Problem to solve: Go through the lines below and copy each one that holds the string "shadow".

Extracted data:
** begin **

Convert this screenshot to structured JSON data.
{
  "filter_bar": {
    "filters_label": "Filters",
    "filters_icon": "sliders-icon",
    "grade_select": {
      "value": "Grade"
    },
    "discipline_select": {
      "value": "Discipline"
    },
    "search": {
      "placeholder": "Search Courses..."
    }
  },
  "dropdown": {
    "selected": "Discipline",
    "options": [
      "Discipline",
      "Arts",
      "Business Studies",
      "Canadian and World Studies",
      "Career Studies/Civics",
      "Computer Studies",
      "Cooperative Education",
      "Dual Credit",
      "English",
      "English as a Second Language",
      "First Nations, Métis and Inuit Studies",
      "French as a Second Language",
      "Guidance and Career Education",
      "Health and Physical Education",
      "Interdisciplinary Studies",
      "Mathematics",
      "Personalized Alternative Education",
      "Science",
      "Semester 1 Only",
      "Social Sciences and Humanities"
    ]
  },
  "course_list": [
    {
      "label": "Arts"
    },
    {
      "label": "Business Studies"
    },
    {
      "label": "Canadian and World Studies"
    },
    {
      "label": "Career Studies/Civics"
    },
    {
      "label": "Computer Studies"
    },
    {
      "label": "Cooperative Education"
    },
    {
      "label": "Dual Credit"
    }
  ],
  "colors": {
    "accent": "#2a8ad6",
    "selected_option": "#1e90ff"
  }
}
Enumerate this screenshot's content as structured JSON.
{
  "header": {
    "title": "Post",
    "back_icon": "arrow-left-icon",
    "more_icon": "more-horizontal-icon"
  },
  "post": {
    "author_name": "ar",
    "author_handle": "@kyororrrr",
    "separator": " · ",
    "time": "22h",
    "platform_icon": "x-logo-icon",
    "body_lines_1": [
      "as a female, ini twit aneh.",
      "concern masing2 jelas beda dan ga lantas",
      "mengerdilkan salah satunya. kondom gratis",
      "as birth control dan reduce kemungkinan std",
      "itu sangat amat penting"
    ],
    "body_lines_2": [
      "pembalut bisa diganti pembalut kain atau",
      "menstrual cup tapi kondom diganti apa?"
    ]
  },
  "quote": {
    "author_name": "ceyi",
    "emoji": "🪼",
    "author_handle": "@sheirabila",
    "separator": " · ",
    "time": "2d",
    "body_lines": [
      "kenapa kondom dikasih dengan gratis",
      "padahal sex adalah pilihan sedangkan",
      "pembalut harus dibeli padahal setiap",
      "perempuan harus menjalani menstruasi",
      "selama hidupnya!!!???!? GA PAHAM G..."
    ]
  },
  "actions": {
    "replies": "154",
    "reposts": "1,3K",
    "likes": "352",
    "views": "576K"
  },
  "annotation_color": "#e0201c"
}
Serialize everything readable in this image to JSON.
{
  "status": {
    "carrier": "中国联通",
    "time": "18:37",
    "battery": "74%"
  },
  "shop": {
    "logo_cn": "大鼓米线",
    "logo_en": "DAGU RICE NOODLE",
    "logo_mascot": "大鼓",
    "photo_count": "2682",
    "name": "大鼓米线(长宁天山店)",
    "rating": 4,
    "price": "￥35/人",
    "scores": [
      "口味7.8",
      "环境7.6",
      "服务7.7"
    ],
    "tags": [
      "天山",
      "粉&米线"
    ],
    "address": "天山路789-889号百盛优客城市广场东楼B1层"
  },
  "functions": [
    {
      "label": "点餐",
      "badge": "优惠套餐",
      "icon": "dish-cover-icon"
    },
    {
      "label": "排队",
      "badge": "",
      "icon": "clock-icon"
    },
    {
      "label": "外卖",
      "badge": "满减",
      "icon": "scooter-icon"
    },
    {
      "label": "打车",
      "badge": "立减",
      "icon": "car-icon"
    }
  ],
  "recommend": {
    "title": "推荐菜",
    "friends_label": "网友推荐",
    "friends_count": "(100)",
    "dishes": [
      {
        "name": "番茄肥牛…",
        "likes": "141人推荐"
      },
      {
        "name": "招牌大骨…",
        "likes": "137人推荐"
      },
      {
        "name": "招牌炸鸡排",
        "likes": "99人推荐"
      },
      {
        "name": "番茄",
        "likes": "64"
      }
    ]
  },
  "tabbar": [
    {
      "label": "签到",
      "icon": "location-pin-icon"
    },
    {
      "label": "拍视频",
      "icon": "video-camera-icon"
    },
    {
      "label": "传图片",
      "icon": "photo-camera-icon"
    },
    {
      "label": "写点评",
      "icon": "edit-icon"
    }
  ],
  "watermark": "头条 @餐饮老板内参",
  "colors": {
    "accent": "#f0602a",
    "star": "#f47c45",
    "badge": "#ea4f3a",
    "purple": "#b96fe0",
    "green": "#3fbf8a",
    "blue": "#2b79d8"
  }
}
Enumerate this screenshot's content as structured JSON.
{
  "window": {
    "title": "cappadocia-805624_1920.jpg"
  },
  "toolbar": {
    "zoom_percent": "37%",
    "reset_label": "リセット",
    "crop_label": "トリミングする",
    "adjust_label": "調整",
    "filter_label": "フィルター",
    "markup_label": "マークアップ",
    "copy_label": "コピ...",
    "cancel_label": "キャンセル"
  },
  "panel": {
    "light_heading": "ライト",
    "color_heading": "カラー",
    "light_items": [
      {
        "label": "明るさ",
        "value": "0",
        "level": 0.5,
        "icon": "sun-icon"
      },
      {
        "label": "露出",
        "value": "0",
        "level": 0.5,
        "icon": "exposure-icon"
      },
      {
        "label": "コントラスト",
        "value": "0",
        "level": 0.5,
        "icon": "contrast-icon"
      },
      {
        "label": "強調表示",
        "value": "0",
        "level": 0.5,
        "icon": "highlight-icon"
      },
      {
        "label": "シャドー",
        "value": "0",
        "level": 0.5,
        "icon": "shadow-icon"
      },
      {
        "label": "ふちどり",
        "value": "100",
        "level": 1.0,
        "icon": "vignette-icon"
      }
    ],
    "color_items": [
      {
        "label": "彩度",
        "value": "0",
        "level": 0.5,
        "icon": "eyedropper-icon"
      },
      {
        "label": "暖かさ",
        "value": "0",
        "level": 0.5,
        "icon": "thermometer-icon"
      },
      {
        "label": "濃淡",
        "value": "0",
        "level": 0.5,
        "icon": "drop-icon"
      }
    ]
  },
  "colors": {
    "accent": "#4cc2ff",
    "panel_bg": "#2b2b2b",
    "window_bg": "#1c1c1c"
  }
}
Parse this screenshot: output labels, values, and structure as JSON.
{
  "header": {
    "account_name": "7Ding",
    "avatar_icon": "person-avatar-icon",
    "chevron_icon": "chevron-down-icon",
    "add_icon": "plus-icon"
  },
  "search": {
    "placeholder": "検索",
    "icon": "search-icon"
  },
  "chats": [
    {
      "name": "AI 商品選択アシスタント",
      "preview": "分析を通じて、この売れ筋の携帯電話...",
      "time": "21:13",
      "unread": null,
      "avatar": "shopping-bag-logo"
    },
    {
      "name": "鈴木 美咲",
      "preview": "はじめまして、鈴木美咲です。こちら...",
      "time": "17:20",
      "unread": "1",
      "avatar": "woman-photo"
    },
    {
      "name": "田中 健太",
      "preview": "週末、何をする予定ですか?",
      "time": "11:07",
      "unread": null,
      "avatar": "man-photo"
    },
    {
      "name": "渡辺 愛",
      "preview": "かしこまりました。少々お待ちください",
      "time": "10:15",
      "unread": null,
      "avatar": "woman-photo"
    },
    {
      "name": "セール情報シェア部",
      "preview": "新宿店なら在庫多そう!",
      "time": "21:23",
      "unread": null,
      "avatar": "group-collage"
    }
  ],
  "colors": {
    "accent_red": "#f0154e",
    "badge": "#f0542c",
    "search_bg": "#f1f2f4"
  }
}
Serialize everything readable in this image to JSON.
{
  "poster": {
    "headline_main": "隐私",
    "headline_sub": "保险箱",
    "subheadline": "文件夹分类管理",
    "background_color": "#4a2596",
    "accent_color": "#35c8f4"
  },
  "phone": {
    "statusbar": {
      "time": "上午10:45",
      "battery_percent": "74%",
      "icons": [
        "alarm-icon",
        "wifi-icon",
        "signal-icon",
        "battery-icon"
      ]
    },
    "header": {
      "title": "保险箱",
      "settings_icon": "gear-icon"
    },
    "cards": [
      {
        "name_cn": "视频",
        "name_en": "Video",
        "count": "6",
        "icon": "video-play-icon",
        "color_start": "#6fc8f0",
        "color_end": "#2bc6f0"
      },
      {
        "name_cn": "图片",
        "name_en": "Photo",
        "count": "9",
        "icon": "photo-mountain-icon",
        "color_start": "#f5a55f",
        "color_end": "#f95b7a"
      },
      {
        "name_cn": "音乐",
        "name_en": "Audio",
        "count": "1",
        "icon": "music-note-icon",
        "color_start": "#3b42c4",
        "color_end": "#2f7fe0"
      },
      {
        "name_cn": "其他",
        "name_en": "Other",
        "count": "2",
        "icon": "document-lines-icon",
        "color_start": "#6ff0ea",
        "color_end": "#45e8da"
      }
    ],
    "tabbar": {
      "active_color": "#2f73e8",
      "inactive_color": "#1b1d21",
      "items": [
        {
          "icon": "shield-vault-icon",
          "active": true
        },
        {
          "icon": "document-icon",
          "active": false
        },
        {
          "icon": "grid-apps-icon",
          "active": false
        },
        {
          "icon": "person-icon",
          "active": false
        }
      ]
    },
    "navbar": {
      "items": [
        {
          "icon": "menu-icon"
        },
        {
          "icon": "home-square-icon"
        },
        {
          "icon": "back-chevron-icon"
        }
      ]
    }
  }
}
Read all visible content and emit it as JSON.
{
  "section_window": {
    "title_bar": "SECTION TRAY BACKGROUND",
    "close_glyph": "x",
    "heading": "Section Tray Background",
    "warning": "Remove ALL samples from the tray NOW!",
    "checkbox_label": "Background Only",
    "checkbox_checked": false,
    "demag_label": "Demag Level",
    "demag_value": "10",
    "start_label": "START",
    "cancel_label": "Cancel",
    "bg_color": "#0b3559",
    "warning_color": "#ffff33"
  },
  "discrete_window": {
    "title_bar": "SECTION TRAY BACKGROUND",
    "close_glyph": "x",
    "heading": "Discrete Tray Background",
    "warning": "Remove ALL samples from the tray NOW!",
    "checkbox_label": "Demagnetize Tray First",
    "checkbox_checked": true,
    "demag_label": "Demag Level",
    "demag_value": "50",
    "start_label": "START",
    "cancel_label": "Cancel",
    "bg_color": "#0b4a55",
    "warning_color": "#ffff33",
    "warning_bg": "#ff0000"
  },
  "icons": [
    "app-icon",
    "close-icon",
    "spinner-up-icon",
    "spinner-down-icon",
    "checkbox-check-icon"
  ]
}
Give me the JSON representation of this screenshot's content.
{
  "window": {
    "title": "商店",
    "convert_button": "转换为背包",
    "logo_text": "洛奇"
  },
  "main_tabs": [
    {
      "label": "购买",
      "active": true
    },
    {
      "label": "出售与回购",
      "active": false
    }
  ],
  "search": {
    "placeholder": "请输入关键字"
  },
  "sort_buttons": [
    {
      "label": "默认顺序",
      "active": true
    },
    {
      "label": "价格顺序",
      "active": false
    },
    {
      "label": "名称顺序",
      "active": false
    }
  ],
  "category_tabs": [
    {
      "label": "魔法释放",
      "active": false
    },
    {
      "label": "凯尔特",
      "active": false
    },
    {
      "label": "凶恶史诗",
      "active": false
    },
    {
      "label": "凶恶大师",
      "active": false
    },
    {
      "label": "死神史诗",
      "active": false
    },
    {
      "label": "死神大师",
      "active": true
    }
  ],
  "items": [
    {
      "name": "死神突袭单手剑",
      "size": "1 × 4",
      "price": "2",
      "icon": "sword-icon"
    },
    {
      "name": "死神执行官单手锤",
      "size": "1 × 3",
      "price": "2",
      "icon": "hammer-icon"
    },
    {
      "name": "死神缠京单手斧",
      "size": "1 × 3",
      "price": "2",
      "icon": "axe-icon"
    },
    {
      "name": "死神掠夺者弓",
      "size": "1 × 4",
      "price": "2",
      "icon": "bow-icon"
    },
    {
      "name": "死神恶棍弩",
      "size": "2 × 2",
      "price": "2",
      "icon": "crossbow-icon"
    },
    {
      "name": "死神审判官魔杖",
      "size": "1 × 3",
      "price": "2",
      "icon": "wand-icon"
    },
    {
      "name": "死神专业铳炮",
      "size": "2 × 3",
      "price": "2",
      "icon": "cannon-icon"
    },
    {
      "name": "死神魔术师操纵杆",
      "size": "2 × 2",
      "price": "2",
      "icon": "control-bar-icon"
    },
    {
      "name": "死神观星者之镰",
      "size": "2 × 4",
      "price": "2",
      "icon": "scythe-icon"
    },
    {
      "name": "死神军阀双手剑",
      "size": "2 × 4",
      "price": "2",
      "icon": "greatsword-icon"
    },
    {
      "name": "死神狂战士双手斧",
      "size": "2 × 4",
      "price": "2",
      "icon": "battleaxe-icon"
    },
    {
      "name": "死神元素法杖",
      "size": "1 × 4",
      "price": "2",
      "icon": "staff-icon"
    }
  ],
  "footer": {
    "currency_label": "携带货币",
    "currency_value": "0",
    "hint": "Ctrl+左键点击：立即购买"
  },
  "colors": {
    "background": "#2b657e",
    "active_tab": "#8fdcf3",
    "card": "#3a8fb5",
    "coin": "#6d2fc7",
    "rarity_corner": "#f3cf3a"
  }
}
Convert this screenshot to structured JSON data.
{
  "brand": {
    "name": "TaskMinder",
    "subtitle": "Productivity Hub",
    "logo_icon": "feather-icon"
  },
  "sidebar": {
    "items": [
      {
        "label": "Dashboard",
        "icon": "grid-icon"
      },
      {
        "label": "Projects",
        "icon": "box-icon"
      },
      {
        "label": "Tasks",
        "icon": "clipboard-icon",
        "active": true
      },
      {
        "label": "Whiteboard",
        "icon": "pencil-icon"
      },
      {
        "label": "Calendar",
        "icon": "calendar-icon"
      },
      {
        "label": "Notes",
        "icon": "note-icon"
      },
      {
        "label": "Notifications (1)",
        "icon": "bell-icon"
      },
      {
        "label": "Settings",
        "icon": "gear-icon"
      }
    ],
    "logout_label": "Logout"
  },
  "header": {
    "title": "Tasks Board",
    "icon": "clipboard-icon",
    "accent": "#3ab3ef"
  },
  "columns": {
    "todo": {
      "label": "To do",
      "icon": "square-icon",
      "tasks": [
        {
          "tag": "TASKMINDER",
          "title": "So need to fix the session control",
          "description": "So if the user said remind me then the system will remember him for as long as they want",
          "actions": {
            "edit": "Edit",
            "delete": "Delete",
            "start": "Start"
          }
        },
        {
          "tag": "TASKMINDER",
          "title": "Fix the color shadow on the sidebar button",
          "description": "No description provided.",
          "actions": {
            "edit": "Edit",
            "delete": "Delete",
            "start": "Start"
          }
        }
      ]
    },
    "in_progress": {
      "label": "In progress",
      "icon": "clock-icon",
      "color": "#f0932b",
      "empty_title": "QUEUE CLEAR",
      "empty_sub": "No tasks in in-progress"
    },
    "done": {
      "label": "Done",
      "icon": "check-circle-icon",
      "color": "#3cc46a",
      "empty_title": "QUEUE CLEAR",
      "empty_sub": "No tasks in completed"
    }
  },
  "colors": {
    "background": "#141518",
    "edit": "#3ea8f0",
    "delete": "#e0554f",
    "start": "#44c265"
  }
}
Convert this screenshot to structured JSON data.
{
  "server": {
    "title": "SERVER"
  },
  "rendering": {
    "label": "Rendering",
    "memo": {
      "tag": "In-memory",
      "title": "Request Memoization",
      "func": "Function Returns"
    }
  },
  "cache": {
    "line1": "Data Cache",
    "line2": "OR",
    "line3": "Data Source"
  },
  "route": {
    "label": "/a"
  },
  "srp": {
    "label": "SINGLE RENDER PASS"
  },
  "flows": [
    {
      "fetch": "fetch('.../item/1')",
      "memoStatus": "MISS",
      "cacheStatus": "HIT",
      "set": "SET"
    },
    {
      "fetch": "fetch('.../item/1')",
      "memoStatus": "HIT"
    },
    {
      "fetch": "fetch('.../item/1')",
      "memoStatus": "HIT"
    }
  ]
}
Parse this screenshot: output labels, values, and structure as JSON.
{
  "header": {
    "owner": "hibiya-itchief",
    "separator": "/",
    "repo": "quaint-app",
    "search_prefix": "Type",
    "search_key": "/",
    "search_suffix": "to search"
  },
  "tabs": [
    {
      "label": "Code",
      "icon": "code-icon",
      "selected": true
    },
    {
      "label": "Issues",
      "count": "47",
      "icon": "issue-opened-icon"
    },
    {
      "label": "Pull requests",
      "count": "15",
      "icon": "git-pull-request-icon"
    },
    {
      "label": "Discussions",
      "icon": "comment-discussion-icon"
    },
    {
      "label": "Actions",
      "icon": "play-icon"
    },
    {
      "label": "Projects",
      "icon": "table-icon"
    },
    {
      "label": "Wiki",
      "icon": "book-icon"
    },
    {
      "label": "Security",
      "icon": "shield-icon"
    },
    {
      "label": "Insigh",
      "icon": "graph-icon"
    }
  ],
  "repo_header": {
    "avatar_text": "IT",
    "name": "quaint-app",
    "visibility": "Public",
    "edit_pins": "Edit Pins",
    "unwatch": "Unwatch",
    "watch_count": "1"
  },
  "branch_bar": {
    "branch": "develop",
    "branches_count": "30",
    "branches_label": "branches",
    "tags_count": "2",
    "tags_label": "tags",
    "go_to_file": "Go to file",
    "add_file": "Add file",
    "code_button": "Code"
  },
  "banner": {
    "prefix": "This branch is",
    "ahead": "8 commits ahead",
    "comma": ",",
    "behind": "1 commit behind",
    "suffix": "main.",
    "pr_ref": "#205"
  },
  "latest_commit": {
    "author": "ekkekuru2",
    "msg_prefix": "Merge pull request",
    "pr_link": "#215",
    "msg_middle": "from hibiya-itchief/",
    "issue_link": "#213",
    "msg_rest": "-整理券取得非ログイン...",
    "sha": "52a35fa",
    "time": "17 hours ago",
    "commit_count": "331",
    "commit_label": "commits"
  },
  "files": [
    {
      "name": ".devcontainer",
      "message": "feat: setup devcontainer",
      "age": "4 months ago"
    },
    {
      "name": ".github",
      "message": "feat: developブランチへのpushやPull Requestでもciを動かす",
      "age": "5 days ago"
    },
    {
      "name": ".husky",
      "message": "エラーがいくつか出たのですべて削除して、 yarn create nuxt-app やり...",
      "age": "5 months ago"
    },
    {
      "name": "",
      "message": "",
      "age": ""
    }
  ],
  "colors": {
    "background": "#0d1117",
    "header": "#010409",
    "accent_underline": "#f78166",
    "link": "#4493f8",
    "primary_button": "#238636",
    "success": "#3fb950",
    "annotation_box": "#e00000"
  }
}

** end **

Task result:
        "icon": "shadow-icon"
          "title": "Fix the color shadow on the sidebar button",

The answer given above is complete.